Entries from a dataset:
==============================

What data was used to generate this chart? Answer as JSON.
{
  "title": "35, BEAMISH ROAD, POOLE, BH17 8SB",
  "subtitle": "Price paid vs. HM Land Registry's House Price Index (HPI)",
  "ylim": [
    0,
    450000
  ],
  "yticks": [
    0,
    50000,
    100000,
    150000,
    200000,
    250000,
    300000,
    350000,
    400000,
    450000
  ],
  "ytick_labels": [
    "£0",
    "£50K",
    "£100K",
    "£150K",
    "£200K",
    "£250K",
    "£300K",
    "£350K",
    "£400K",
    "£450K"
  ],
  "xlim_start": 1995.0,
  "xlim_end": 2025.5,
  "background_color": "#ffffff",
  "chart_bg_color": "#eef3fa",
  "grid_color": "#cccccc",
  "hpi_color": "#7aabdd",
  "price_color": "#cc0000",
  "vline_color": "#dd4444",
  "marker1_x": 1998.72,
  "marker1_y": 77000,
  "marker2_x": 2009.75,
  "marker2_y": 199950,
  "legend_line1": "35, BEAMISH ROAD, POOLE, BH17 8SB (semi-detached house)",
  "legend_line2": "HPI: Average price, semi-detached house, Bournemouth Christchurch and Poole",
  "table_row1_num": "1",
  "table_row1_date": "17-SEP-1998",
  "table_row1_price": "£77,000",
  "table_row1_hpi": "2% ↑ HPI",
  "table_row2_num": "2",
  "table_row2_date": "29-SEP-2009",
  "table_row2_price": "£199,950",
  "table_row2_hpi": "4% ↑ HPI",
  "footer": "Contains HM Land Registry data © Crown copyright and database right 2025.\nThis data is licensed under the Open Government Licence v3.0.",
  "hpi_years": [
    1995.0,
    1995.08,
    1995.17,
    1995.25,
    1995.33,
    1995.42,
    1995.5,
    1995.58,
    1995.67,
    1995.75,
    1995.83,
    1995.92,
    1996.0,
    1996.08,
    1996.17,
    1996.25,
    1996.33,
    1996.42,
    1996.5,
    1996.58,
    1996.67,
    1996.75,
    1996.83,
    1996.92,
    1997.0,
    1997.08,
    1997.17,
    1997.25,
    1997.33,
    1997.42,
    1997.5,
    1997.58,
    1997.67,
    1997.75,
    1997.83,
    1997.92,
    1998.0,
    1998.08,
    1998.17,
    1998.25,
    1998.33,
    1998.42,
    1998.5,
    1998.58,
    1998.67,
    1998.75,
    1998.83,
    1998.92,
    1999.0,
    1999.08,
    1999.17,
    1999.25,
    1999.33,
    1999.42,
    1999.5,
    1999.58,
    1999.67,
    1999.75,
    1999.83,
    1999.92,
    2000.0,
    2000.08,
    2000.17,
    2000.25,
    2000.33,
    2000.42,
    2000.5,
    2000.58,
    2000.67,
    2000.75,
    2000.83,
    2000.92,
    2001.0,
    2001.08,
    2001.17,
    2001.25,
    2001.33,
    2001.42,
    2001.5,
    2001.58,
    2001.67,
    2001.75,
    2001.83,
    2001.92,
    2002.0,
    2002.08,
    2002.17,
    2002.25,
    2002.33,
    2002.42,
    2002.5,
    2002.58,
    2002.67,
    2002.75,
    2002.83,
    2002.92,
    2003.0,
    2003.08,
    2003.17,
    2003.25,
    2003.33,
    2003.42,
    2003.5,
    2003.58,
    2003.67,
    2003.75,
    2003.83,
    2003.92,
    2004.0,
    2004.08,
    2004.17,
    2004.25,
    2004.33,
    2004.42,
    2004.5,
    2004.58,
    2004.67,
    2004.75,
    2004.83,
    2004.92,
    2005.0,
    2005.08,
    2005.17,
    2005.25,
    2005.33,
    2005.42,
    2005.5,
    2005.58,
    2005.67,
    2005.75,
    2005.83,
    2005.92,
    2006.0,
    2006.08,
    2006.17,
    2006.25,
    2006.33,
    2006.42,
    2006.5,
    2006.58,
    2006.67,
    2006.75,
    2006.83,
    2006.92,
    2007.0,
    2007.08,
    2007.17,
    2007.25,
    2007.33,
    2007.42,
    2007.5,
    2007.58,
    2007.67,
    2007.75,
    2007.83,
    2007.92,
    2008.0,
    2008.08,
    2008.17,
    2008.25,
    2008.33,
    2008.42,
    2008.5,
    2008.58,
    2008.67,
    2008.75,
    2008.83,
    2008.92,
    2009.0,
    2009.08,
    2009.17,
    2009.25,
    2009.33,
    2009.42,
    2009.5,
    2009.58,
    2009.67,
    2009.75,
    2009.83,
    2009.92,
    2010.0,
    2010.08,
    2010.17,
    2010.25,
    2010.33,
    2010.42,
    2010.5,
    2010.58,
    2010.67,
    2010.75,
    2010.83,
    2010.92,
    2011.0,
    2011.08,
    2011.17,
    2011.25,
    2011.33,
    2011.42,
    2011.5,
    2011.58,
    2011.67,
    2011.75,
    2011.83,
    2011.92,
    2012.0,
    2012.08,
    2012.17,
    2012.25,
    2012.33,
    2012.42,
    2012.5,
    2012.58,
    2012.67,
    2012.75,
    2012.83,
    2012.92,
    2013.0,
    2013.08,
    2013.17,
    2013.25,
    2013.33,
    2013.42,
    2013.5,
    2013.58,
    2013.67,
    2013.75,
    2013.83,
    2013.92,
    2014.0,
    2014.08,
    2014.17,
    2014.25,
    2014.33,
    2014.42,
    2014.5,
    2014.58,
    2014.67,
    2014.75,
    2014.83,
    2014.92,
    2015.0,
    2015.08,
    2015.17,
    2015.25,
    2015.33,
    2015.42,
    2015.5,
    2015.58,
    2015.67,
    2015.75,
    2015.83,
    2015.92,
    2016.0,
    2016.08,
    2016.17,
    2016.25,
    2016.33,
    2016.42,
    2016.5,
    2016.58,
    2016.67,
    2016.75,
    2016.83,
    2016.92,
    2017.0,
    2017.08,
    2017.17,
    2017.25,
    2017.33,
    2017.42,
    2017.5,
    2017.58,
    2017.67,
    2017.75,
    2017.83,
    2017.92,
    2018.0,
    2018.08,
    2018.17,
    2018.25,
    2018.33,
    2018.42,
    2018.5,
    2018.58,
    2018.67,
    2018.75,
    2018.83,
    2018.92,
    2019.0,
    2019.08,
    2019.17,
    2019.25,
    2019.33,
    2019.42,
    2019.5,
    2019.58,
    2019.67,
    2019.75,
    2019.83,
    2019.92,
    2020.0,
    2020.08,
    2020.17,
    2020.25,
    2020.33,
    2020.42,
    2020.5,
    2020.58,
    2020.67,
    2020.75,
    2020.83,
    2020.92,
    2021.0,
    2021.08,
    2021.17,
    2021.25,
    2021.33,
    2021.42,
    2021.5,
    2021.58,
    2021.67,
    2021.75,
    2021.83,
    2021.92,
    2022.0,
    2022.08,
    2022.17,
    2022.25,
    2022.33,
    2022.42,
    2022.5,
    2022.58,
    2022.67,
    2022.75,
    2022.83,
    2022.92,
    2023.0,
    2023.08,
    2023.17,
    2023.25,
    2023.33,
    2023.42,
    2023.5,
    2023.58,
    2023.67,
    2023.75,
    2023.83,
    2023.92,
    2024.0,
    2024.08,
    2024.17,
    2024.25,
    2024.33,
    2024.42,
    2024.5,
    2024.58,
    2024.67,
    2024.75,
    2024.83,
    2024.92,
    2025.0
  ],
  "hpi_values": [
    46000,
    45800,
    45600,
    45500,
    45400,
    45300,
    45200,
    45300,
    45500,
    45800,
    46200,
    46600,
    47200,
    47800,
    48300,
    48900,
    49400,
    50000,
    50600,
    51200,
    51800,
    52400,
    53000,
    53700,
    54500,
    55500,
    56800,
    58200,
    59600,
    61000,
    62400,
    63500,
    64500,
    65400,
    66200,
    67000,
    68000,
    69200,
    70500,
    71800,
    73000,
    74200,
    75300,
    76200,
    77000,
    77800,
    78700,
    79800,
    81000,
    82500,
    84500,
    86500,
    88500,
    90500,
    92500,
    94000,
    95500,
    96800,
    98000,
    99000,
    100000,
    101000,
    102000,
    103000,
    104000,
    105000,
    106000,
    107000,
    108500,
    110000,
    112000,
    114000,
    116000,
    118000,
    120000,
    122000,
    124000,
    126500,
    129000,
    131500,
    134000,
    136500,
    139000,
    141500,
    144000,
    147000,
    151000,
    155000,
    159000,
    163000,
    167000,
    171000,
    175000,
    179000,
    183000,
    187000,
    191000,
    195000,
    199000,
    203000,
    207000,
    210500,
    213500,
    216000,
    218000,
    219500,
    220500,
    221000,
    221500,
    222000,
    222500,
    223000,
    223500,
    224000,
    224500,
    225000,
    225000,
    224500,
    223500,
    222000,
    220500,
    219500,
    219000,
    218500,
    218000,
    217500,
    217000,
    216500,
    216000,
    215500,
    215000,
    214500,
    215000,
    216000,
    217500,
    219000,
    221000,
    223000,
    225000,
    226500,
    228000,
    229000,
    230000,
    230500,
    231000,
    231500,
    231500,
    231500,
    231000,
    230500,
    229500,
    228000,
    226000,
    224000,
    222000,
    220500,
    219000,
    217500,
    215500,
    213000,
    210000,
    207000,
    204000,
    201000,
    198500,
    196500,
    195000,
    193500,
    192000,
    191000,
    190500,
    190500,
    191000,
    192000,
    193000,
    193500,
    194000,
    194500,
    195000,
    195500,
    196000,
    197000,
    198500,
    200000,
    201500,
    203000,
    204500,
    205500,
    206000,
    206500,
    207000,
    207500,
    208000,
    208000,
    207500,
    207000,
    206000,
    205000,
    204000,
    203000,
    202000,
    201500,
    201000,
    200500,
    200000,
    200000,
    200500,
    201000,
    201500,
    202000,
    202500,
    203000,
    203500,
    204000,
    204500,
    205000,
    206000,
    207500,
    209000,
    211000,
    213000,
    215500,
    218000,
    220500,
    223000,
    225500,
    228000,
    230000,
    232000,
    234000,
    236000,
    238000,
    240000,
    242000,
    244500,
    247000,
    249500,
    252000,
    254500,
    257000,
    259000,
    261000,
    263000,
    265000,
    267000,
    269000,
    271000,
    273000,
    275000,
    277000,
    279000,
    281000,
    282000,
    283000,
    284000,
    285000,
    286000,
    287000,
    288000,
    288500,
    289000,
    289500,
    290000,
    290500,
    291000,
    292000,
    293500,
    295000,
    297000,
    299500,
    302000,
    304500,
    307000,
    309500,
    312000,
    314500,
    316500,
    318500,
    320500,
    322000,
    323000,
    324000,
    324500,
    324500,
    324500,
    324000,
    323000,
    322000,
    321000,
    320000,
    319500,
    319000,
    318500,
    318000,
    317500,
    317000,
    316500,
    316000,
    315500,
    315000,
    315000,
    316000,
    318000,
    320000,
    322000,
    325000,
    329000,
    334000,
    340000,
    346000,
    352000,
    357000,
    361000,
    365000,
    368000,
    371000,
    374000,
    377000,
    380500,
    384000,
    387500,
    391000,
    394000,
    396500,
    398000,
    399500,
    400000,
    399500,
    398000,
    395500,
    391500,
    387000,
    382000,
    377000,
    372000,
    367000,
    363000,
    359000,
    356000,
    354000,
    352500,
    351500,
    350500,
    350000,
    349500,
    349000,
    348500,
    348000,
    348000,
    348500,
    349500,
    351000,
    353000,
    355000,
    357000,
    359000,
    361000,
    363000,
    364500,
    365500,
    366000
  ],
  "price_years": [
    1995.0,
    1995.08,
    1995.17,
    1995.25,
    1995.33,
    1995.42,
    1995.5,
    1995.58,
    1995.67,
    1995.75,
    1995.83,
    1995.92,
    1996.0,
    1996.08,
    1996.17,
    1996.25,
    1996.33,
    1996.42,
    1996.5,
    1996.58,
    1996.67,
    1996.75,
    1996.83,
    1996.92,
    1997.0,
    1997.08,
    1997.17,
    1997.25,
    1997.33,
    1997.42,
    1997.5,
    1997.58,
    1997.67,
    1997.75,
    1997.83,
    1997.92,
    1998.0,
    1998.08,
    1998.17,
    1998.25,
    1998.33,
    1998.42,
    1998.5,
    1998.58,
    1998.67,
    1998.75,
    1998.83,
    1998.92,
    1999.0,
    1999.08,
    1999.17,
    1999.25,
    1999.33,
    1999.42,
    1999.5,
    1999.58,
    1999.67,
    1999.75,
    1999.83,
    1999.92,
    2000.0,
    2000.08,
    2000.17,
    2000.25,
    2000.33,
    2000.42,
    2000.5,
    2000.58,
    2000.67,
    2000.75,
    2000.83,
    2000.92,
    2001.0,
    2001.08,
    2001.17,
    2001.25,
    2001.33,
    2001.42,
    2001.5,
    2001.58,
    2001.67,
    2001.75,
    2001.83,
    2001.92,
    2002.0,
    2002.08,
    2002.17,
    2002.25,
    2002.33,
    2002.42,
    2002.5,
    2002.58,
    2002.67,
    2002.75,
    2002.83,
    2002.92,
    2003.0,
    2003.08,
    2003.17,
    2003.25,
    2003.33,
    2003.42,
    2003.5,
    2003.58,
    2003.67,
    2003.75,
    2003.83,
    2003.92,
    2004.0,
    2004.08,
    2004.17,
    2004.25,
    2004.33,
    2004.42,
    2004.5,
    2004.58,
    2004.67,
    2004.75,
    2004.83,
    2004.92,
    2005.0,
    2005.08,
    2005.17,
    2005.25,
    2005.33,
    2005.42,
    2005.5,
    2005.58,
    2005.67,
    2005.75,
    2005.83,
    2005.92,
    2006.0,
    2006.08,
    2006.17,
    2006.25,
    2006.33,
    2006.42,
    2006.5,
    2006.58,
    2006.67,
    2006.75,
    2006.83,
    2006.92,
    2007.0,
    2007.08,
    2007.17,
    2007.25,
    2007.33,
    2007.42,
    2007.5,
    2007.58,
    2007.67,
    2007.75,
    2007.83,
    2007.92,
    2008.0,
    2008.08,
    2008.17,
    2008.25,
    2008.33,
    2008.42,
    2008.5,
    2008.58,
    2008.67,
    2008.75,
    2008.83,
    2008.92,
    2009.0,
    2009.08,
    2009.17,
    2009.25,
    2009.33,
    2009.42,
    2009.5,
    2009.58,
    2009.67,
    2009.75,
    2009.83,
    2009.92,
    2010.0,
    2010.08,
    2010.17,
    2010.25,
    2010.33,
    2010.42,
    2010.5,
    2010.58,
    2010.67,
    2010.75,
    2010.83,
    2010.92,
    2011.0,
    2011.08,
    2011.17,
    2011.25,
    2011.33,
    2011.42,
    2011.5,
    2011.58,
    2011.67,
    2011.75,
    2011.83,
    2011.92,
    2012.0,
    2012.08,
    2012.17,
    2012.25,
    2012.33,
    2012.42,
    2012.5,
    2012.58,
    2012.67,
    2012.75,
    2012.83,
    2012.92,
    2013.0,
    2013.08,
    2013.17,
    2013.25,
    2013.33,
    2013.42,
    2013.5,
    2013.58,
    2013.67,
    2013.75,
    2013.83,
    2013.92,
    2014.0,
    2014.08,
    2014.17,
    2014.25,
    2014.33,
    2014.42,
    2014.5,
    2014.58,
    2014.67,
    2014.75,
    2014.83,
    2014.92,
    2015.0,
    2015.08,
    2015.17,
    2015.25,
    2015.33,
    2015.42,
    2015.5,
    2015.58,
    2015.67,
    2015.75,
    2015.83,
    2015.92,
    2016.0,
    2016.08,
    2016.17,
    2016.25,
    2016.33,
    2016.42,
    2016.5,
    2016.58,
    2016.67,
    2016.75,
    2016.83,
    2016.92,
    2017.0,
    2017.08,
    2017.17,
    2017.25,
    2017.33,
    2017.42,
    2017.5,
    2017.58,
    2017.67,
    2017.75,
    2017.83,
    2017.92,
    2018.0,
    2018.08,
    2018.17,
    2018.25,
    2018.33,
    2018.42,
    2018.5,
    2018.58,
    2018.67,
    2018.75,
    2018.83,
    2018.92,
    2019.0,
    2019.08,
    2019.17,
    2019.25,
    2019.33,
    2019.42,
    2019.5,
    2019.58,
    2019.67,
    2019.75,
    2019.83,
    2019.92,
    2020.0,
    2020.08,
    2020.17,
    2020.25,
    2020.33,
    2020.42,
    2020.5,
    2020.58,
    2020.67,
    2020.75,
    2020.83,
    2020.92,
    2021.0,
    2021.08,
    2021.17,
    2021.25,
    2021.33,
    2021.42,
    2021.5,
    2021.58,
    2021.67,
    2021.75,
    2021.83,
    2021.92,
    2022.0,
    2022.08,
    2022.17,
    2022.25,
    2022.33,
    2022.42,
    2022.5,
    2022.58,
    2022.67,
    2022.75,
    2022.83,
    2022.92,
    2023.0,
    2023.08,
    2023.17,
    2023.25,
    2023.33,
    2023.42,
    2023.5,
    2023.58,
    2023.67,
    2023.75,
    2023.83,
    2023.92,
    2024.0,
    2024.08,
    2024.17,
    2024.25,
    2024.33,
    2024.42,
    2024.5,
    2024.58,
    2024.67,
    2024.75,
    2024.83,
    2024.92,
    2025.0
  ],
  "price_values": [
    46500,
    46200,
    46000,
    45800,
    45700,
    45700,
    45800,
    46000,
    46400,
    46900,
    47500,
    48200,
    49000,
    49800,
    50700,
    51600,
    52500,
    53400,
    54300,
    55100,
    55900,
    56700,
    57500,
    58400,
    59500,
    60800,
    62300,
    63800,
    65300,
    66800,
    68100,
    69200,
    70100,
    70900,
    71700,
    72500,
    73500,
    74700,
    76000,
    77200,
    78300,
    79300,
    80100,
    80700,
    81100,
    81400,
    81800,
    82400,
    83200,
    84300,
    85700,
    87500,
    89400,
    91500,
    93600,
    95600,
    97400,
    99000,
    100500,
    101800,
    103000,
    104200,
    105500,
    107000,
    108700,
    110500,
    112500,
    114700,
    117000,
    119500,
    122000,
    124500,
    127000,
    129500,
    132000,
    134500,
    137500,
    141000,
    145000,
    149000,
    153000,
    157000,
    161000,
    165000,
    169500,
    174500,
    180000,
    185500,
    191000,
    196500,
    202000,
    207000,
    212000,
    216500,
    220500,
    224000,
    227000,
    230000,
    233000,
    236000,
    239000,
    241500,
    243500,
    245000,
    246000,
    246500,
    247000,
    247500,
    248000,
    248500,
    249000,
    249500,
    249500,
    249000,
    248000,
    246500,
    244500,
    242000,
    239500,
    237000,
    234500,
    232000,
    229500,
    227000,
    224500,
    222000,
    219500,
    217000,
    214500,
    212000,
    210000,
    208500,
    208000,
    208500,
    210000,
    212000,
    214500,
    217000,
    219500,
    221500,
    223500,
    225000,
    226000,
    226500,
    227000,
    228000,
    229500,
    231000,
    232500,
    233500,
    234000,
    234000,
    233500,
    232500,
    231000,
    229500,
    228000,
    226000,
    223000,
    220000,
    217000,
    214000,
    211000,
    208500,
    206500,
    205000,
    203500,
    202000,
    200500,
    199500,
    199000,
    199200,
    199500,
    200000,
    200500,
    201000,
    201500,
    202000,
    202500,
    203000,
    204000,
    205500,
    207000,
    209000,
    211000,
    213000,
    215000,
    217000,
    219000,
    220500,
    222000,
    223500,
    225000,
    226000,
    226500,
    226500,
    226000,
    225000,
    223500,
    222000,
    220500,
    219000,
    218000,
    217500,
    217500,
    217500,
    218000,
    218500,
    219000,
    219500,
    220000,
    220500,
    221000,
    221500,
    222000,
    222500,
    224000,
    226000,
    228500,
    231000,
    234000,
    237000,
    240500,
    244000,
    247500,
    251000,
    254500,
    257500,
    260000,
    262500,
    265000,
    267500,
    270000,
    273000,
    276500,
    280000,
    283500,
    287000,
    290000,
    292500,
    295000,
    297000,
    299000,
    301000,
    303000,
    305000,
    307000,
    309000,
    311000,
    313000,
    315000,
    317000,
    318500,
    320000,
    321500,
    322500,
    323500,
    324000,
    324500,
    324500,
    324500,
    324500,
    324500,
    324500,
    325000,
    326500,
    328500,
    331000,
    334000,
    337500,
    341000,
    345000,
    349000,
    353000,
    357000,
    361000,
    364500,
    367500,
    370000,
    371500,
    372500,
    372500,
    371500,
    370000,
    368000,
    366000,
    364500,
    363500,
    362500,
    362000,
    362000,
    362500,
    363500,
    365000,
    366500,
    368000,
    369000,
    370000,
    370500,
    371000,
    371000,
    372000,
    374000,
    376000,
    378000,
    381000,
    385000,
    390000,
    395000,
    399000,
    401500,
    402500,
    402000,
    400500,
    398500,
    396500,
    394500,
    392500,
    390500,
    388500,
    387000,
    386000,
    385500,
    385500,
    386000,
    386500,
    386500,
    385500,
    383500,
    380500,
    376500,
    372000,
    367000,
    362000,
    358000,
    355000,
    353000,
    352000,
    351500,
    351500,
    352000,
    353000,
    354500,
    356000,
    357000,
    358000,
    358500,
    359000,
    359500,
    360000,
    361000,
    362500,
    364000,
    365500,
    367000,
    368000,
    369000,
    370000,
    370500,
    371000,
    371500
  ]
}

==============================

**Task:** In the records above, how many lines include the string "ROAD"? Answer with only the number.

**Task response:** 2